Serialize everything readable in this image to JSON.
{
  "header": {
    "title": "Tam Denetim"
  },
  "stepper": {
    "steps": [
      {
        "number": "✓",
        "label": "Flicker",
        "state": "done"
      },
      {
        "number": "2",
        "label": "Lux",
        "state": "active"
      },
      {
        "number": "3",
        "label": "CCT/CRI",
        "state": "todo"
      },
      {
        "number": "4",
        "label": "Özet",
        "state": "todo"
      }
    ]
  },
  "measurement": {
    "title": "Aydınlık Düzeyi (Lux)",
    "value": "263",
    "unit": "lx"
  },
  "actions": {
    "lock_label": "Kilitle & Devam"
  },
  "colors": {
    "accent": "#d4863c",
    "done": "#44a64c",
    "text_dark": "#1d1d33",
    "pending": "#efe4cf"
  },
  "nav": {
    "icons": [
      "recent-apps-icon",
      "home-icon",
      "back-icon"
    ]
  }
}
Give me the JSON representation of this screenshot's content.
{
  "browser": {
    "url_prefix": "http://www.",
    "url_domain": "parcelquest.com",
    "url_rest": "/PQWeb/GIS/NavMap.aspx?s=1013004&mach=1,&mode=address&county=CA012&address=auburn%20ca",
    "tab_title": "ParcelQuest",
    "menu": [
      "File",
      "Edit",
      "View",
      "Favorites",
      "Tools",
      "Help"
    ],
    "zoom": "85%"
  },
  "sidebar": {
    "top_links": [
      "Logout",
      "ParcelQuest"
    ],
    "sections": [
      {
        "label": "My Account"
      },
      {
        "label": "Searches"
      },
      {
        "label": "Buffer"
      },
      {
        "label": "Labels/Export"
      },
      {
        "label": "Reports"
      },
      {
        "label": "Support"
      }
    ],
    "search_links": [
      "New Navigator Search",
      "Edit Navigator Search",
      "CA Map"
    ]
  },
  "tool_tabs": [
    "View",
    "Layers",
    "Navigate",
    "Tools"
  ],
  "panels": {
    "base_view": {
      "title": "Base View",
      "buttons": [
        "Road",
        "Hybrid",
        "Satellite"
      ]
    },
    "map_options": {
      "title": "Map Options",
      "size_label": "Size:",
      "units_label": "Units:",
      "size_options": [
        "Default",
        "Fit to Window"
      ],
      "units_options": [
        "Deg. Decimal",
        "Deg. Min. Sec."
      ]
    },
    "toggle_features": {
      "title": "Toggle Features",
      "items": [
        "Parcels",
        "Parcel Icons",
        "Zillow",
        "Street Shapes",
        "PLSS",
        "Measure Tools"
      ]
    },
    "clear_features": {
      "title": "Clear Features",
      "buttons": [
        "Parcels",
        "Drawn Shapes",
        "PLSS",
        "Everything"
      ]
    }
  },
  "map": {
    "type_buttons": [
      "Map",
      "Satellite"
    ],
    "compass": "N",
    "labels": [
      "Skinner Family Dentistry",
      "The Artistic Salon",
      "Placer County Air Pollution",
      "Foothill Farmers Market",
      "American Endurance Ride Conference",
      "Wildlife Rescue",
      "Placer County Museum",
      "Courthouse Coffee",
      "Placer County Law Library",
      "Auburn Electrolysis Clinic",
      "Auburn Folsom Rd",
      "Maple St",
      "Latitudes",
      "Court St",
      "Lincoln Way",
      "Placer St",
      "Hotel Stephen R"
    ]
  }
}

===============

PROBLEM REQUIREMENTS | Pick out each line that holds the string "JSON".

SOLUTION TO THE EXERCISE |
Serialize everything readable in this image to JSON.
Give me the JSON representation of this screenshot's content.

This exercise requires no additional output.